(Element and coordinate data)
■ ■ ■ ■

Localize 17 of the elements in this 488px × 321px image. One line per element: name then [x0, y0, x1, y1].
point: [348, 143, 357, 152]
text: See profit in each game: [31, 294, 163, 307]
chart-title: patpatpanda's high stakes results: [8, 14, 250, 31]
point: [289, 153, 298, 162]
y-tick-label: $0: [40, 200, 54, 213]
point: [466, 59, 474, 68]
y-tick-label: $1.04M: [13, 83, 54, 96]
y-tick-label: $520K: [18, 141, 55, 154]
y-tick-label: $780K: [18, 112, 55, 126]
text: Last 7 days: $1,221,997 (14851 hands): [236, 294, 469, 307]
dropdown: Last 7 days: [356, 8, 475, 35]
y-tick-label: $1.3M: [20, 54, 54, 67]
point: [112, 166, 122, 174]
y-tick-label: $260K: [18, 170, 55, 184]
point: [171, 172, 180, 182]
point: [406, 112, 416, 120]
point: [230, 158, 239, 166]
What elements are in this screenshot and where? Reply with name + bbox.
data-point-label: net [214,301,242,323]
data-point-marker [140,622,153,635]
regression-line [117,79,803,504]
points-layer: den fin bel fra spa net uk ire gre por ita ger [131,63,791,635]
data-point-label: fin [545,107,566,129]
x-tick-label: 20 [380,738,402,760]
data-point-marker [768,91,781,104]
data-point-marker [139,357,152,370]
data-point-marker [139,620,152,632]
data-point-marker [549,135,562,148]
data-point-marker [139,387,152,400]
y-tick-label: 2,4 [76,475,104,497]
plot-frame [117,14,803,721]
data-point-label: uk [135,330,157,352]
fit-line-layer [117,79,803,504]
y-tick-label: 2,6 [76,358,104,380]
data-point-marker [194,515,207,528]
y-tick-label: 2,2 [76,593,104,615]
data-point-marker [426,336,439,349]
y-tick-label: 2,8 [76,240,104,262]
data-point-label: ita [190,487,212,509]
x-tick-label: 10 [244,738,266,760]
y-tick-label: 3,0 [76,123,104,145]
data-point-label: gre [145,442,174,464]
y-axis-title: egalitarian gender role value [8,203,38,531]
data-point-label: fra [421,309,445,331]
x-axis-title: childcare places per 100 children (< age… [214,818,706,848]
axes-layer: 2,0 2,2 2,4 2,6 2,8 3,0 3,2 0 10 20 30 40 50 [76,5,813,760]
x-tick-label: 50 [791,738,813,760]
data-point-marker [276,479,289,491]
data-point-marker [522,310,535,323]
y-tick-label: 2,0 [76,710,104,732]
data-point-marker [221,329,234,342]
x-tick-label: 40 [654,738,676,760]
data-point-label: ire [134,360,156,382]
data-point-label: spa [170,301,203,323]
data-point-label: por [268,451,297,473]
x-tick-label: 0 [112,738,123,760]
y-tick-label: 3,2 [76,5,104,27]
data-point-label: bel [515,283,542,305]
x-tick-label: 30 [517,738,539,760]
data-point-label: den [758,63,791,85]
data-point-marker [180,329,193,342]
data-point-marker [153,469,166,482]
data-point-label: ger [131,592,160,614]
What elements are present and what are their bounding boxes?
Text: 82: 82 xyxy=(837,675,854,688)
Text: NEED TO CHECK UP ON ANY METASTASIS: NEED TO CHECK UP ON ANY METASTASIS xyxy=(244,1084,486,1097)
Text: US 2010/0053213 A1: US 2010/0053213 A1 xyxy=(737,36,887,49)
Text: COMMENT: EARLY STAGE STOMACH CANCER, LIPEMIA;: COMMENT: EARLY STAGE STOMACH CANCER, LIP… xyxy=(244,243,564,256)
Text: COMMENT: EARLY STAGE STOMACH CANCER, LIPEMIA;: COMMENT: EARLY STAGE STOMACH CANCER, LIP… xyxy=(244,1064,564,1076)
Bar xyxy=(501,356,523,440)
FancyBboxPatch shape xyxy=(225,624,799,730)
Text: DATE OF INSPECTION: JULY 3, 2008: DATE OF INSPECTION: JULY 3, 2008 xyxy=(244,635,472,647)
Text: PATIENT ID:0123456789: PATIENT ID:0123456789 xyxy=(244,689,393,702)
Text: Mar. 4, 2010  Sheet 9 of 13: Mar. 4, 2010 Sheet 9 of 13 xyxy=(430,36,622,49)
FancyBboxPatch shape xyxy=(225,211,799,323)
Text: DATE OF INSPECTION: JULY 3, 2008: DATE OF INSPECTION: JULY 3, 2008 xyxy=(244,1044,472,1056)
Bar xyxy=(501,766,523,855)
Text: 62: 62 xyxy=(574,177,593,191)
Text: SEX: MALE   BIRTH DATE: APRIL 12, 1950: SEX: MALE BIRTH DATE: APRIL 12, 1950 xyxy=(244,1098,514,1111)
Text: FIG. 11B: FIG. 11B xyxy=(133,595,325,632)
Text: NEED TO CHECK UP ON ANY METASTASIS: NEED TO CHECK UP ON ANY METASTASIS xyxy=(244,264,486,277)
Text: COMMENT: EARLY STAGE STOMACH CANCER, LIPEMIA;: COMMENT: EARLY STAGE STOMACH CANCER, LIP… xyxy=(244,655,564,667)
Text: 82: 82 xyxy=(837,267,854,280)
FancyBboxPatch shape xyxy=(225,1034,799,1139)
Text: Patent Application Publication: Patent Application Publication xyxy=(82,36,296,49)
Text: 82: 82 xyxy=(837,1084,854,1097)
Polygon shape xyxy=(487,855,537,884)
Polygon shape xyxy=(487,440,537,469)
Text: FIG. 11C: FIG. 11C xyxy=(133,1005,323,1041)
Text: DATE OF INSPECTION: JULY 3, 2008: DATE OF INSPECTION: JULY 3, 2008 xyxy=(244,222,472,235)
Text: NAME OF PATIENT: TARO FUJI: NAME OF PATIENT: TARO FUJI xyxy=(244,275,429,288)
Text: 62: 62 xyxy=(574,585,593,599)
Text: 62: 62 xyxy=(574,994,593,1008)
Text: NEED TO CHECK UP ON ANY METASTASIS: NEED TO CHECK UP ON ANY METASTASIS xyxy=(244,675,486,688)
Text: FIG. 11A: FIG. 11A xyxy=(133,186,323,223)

■ ■ ■ ■

**Task goal**
Pull out every line of the data above that contains the word "What".

**Worked solution**
What elements are in this screenshot and where? Reply with name + bbox.
What elements are present and what are their bounding boxes?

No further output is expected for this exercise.